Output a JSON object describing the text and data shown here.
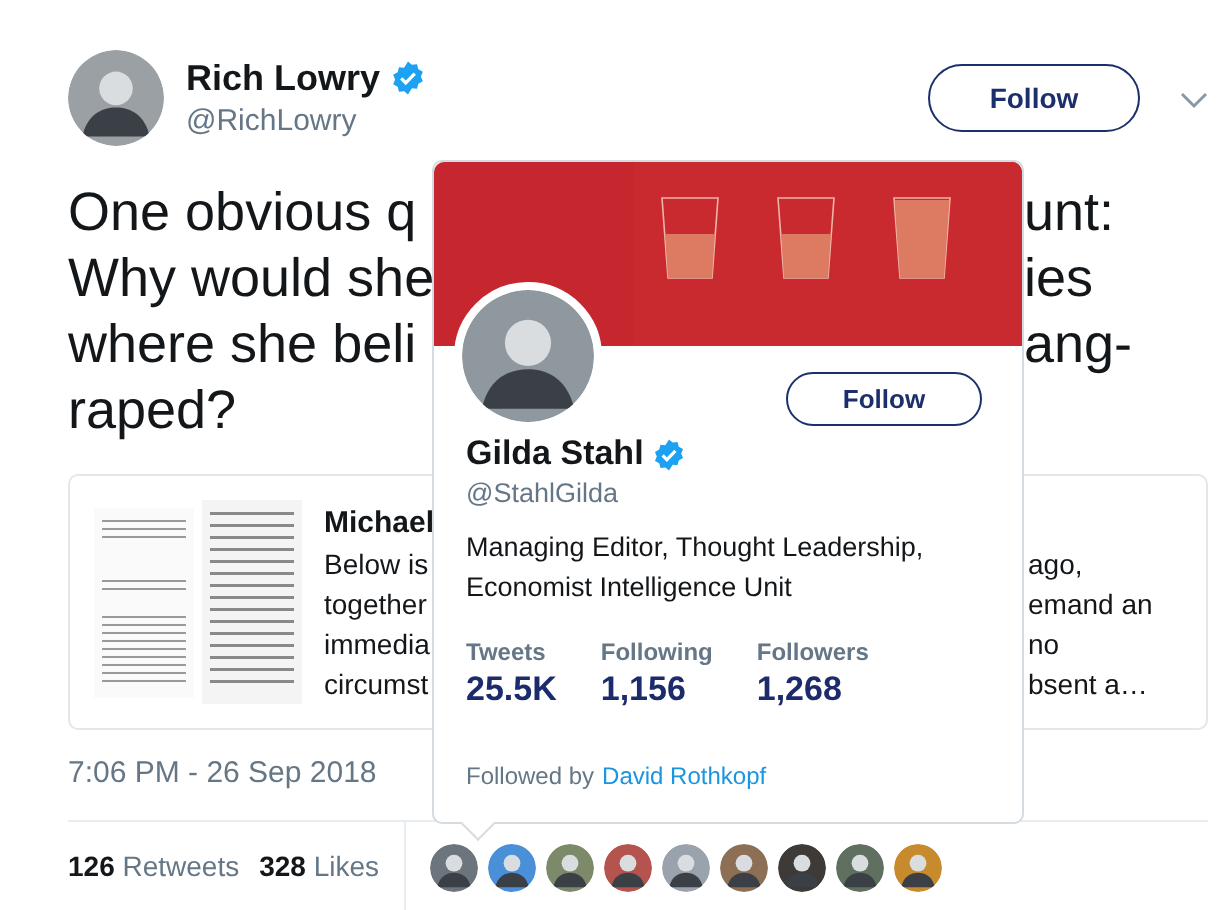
{
  "tweet": {
    "author": {
      "name": "Rich Lowry",
      "handle": "@RichLowry",
      "verified": true
    },
    "follow_button": "Follow",
    "text_lines": [
      {
        "left": "One obvious q",
        "right": "unt:"
      },
      {
        "left": "Why would she",
        "right": "ies"
      },
      {
        "left": "where she beli",
        "right": "ang-"
      },
      {
        "left": "raped?"
      }
    ],
    "link_card": {
      "title": "Michael",
      "lines": [
        {
          "left": "Below is",
          "right": "ago,"
        },
        {
          "left": "together",
          "right": "emand an"
        },
        {
          "left": "immedia",
          "right": "no"
        },
        {
          "left": "circumst",
          "right": "bsent a…"
        }
      ]
    },
    "timestamp": "7:06 PM - 26 Sep 2018",
    "stats": [
      {
        "count": "126",
        "label": "Retweets"
      },
      {
        "count": "328",
        "label": "Likes"
      }
    ],
    "liker_avatars": [
      {
        "kind": "avatar"
      },
      {
        "kind": "avatar"
      },
      {
        "kind": "avatar"
      },
      {
        "kind": "avatar"
      },
      {
        "kind": "avatar"
      },
      {
        "kind": "avatar"
      },
      {
        "kind": "avatar"
      },
      {
        "kind": "avatar"
      },
      {
        "kind": "avatar"
      }
    ]
  },
  "hover_card": {
    "name": "Gilda Stahl",
    "handle": "@StahlGilda",
    "verified": true,
    "follow_button": "Follow",
    "bio": [
      "Managing Editor, Thought Leadership,",
      "Economist Intelligence Unit"
    ],
    "stats": [
      {
        "label": "Tweets",
        "value": "25.5K"
      },
      {
        "label": "Following",
        "value": "1,156"
      },
      {
        "label": "Followers",
        "value": "1,268"
      }
    ],
    "followed_by": {
      "prefix": "Followed by",
      "link": "David Rothkopf"
    }
  }
}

★ ★ ★ ★

## Exercise task
Reproduce each line holding the word "handle".

## The solution
      "handle": "@RichLowry",
    "handle": "@StahlGilda",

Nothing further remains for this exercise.